------ Material for the task ------
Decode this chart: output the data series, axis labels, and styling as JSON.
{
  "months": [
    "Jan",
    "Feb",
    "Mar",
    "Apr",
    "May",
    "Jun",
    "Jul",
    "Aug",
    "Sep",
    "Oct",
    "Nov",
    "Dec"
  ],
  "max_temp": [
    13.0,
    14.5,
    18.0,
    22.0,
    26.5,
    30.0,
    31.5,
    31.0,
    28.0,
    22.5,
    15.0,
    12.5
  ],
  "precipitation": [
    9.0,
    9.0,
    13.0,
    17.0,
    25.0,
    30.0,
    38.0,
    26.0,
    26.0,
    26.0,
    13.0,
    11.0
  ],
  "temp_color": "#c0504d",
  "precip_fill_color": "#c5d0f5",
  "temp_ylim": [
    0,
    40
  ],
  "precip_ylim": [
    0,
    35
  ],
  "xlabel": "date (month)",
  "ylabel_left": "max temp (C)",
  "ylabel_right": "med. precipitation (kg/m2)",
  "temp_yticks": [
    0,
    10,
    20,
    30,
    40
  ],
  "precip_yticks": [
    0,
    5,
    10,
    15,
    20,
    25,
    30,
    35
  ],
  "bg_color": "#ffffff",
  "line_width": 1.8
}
------
------ Material for the task ------
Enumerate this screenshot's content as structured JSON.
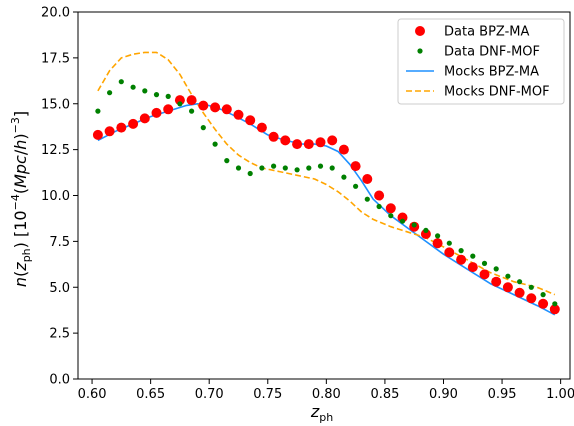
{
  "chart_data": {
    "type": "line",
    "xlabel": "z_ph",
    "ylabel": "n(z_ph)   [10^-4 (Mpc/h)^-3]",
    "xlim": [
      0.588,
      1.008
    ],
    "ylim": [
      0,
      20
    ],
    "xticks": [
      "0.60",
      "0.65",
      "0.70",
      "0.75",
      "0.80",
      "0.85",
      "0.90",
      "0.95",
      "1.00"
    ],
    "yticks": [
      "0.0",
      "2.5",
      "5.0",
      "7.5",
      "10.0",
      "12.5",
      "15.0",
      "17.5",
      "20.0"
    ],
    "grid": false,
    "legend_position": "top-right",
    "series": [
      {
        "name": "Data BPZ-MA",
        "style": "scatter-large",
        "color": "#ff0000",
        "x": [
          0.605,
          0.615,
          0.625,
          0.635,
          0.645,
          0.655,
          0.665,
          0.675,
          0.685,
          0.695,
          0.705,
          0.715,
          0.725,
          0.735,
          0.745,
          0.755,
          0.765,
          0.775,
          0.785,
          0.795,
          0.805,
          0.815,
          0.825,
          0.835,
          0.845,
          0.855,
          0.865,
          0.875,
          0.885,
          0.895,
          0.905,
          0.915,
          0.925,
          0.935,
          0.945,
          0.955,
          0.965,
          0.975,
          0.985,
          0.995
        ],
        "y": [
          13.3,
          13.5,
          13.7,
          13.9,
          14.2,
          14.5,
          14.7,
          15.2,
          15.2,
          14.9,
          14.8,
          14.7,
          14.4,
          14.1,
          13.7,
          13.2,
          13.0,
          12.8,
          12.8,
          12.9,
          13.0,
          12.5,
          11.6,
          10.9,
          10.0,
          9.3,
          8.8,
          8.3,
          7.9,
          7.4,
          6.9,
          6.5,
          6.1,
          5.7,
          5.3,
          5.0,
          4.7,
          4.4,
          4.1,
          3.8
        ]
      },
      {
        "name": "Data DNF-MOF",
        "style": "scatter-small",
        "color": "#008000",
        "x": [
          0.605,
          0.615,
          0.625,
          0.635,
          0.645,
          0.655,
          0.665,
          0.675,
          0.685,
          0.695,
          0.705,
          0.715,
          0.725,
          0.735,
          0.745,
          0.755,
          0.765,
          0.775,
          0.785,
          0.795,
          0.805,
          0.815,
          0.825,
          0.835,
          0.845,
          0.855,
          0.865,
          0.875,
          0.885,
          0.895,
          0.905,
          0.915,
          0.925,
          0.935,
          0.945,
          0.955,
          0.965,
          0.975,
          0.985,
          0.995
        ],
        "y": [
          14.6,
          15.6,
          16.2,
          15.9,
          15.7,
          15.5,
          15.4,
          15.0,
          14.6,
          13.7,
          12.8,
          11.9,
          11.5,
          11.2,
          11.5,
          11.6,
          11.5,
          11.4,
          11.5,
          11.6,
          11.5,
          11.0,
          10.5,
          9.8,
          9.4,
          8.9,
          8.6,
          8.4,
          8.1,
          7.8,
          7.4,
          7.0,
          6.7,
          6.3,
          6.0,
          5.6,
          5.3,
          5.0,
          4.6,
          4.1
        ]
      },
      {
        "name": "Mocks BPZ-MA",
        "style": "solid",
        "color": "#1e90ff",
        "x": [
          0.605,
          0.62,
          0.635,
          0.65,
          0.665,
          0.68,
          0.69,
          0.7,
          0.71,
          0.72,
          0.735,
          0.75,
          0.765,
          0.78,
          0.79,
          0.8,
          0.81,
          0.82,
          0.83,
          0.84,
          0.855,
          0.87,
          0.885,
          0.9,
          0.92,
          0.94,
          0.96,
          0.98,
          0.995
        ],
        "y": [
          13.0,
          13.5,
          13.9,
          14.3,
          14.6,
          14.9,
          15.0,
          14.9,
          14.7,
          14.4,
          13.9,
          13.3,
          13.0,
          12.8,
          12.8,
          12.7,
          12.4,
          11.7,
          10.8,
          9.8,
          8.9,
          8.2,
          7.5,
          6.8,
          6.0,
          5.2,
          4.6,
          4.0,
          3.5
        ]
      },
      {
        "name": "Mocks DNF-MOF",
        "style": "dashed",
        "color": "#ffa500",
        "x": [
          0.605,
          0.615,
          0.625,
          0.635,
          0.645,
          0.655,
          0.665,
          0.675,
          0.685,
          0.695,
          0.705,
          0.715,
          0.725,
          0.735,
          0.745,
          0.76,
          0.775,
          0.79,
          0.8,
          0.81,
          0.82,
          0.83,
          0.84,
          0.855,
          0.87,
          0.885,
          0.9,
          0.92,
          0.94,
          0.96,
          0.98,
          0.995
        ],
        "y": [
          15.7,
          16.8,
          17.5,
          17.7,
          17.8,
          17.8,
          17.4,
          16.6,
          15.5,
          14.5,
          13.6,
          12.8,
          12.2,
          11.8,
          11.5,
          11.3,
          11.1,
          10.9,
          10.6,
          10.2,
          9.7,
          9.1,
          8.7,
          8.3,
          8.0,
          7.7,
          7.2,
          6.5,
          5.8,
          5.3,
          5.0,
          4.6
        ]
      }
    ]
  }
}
------
------ Material for the task ------
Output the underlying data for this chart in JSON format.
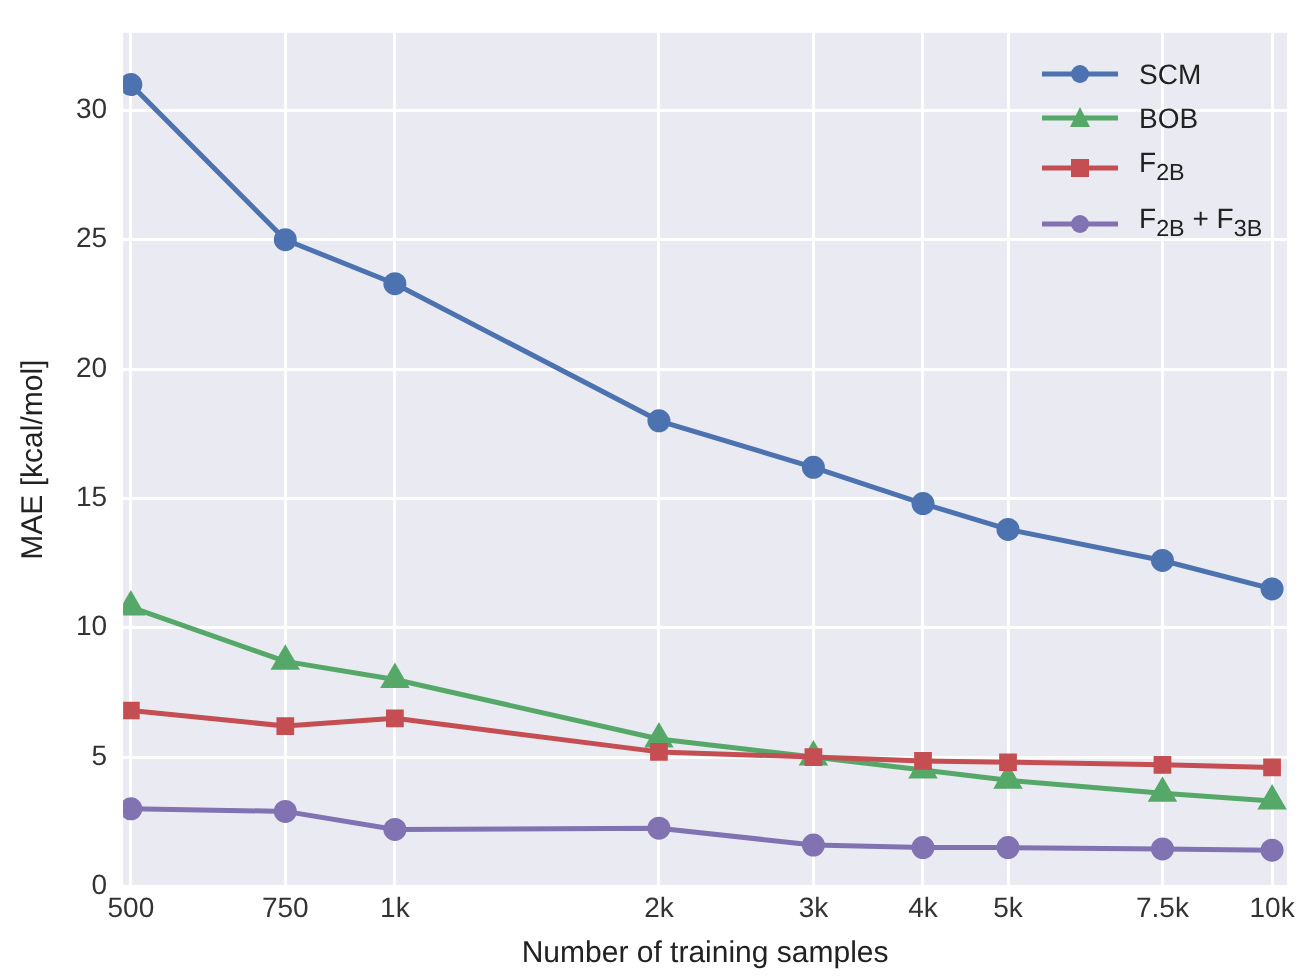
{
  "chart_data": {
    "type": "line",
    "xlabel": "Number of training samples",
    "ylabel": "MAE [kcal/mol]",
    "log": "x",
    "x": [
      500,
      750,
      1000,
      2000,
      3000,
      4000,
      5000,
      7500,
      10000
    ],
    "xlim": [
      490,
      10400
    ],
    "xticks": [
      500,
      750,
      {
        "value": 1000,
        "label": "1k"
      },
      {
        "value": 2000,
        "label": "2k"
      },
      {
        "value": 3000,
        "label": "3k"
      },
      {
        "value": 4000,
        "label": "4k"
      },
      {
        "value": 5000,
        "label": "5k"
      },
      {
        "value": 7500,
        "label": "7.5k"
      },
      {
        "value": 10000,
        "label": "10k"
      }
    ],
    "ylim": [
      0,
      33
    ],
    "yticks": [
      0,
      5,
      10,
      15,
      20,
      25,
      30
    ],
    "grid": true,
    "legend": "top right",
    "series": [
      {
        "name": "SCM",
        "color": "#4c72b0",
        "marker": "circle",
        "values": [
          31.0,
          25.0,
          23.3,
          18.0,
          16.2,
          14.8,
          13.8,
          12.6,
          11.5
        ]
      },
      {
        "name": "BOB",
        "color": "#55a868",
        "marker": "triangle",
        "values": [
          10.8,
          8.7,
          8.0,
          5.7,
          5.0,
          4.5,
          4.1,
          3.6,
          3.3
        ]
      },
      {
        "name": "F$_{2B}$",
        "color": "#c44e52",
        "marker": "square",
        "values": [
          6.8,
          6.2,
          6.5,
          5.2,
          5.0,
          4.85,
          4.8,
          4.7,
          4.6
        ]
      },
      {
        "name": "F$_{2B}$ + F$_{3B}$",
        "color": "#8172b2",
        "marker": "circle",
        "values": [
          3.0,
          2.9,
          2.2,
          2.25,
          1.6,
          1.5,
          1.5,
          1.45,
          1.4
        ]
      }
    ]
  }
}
------
• _What you have to do_
Copy and report every line where the word "scatter" is present.

• _Solution to this problem_
        "style": "scatter-large",
        "style": "scatter-small",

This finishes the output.